(Prompt):
Look for the string "name" and copy every line that has it.
========
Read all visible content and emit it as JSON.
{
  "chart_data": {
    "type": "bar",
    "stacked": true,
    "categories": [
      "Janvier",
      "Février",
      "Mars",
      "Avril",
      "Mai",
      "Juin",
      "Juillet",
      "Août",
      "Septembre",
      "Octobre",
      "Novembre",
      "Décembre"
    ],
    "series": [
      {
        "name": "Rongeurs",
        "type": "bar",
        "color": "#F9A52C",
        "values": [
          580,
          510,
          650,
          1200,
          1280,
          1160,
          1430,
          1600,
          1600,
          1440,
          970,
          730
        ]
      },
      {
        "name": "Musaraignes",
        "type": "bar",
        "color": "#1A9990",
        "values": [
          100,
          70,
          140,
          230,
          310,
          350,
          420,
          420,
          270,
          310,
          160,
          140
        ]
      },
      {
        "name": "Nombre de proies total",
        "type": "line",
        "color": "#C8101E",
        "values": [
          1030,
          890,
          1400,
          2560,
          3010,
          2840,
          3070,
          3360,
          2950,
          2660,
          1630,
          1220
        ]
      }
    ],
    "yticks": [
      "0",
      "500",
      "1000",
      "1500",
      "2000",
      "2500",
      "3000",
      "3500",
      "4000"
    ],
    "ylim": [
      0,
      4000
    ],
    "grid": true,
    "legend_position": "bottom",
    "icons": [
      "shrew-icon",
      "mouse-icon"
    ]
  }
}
========
(Answer to the exercise):
        "name": "Rongeurs",
        "name": "Musaraignes",
        "name": "Nombre de proies total",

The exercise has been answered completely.